Task directions: Write out exactly, with no other output, the lines below from the one that contains "Extract all readable text from this page." through the end.

-- Start Supplied records --

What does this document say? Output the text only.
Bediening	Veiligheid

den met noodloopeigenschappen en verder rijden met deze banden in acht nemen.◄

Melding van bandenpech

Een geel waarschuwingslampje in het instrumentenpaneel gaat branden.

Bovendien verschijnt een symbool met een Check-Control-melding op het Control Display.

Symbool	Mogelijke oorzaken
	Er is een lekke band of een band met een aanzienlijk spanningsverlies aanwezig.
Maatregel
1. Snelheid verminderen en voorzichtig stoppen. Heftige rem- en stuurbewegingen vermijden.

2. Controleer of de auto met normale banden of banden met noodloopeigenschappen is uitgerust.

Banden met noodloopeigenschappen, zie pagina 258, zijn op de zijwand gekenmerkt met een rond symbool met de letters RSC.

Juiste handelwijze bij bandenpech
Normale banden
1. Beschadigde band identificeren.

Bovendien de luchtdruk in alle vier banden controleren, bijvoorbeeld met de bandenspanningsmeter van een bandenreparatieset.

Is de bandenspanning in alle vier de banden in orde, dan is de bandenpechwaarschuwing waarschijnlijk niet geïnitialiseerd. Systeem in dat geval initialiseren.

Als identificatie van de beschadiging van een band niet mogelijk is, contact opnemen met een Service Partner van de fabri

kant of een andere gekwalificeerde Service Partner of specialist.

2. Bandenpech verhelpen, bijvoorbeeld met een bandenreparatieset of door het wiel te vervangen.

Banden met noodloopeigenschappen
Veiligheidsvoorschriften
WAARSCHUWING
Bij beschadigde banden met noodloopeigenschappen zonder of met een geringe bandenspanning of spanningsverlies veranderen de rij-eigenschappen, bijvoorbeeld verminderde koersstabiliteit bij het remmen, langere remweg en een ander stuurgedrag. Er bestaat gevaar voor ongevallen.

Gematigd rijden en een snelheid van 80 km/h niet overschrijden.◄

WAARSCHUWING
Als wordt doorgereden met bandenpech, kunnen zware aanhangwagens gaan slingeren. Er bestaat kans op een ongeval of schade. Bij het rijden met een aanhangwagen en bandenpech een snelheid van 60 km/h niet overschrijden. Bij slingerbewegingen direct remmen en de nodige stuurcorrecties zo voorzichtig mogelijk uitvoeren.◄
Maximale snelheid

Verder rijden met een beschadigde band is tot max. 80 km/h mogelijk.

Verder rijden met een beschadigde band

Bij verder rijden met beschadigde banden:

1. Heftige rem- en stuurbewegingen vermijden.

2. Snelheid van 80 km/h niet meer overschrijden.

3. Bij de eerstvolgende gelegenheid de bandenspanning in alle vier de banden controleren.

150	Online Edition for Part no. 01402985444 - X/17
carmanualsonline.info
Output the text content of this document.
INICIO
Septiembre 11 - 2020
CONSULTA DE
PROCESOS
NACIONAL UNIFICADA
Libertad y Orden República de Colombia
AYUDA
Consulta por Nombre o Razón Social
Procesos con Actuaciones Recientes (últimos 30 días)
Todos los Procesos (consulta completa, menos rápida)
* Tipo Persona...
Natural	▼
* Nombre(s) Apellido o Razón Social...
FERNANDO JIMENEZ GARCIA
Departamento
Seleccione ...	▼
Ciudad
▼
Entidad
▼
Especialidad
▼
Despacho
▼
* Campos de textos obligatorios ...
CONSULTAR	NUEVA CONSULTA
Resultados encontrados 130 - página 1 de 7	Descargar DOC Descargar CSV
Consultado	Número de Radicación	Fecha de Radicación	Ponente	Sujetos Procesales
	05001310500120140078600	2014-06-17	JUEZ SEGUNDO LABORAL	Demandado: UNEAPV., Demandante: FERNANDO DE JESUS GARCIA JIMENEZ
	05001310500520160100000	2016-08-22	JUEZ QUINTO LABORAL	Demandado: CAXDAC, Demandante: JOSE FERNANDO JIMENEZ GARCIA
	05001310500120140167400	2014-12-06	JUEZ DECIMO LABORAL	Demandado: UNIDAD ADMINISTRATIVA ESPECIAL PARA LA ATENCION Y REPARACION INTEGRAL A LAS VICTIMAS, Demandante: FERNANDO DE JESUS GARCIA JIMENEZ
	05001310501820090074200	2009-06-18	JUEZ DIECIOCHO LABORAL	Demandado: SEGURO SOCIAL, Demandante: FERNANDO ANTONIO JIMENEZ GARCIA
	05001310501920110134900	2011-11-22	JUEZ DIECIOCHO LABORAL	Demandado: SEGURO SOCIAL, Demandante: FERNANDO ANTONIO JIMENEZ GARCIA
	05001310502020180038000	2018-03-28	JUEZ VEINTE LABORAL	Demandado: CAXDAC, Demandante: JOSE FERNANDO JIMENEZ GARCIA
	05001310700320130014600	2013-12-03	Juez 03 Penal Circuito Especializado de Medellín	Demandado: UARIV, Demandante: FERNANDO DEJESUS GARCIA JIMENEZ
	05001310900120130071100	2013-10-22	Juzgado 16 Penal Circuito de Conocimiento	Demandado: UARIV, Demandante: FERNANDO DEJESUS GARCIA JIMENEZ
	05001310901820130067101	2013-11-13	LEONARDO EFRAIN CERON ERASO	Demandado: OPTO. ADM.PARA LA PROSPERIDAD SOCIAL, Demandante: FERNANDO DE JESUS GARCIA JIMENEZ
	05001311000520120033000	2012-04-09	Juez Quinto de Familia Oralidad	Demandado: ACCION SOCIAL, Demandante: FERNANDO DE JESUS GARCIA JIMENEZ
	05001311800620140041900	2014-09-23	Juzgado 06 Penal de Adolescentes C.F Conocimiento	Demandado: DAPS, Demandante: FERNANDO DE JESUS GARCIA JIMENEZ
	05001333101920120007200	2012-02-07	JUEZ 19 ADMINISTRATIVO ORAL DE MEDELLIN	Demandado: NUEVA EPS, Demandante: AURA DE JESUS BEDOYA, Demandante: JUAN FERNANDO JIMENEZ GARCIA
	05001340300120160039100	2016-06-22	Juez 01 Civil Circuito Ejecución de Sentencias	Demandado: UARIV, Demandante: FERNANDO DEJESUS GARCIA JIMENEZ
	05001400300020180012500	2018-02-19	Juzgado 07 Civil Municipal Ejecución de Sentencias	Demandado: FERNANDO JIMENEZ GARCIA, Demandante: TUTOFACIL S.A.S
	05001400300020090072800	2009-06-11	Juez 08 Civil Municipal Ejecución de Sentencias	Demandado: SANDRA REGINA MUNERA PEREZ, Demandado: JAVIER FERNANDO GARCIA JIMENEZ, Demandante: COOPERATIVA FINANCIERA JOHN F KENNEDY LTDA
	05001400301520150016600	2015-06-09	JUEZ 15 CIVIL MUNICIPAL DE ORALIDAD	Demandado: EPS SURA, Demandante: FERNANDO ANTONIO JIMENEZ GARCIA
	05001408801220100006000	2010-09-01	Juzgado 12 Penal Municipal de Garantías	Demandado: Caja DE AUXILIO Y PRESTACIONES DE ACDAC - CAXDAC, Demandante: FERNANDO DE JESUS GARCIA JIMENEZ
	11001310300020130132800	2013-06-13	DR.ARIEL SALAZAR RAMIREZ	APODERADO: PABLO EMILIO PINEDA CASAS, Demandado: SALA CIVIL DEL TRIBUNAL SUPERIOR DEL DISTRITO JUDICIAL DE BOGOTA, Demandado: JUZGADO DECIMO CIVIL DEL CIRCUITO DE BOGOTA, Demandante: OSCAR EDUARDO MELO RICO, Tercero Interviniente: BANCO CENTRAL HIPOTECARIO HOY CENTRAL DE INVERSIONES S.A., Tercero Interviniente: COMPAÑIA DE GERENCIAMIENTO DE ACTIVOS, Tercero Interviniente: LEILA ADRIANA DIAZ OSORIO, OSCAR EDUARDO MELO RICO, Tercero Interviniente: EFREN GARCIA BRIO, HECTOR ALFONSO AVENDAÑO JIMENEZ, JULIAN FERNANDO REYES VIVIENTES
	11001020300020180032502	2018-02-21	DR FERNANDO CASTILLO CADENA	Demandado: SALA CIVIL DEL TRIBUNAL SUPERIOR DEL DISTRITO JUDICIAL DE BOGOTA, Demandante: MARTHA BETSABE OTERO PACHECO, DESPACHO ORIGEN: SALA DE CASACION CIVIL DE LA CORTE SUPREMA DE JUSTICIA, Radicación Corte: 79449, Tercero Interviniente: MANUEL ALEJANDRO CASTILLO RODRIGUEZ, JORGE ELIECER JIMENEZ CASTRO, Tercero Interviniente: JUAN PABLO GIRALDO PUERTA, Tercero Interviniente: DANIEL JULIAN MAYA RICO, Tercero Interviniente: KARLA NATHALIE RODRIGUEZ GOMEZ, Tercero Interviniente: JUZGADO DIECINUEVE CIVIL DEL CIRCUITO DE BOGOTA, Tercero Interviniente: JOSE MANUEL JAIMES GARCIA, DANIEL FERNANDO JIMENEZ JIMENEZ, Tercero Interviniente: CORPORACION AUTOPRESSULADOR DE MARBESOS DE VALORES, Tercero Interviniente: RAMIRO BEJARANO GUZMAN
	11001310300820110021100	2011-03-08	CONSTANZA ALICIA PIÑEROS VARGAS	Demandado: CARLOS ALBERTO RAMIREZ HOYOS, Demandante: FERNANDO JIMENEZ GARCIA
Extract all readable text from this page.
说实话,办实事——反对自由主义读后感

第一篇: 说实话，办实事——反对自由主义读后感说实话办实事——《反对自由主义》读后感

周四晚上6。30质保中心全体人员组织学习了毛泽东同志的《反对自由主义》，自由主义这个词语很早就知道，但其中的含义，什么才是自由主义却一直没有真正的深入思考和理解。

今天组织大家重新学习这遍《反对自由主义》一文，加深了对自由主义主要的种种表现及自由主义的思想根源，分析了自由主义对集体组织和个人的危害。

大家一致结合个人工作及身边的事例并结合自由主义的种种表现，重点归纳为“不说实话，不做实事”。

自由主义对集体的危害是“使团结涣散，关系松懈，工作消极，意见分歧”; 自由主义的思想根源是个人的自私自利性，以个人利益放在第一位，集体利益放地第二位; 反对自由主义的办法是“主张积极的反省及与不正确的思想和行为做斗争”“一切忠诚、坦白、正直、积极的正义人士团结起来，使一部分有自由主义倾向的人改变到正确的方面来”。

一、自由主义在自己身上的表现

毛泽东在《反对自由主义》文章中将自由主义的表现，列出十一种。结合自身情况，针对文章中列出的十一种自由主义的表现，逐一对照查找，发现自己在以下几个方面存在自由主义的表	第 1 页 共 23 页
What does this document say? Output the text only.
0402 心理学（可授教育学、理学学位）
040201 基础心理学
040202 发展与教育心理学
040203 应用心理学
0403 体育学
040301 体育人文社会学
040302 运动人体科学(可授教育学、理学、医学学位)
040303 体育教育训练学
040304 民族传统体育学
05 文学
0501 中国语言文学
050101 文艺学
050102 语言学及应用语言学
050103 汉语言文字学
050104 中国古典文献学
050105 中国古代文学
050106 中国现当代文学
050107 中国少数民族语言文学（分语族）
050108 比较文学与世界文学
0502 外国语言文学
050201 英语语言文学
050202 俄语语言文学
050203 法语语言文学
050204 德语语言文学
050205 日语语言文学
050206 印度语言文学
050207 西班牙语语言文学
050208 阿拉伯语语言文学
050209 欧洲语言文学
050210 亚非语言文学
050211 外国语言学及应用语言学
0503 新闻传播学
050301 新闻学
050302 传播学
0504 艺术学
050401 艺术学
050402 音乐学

-- End Supplied records --

Written response:
Extract all readable text from this page.
说实话,办实事——反对自由主义读后感

第一篇: 说实话，办实事——反对自由主义读后感说实话办实事——《反对自由主义》读后感

周四晚上6。30质保中心全体人员组织学习了毛泽东同志的《反对自由主义》，自由主义这个词语很早就知道，但其中的含义，什么才是自由主义却一直没有真正的深入思考和理解。

今天组织大家重新学习这遍《反对自由主义》一文，加深了对自由主义主要的种种表现及自由主义的思想根源，分析了自由主义对集体组织和个人的危害。

大家一致结合个人工作及身边的事例并结合自由主义的种种表现，重点归纳为“不说实话，不做实事”。

自由主义对集体的危害是“使团结涣散，关系松懈，工作消极，意见分歧”; 自由主义的思想根源是个人的自私自利性，以个人利益放在第一位，集体利益放地第二位; 反对自由主义的办法是“主张积极的反省及与不正确的思想和行为做斗争”“一切忠诚、坦白、正直、积极的正义人士团结起来，使一部分有自由主义倾向的人改变到正确的方面来”。

一、自由主义在自己身上的表现

毛泽东在《反对自由主义》文章中将自由主义的表现，列出十一种。结合自身情况，针对文章中列出的十一种自由主义的表现，逐一对照查找，发现自己在以下几个方面存在自由主义的表	第 1 页 共 23 页
What does this document say? Output the text only.
0402 心理学（可授教育学、理学学位）
040201 基础心理学
040202 发展与教育心理学
040203 应用心理学
0403 体育学
040301 体育人文社会学
040302 运动人体科学(可授教育学、理学、医学学位)
040303 体育教育训练学
040304 民族传统体育学
05 文学
0501 中国语言文学
050101 文艺学
050102 语言学及应用语言学
050103 汉语言文字学
050104 中国古典文献学
050105 中国古代文学
050106 中国现当代文学
050107 中国少数民族语言文学（分语族）
050108 比较文学与世界文学
0502 外国语言文学
050201 英语语言文学
050202 俄语语言文学
050203 法语语言文学
050204 德语语言文学
050205 日语语言文学
050206 印度语言文学
050207 西班牙语语言文学
050208 阿拉伯语语言文学
050209 欧洲语言文学
050210 亚非语言文学
050211 外国语言学及应用语言学
0503 新闻传播学
050301 新闻学
050302 传播学
0504 艺术学
050401 艺术学
050402 音乐学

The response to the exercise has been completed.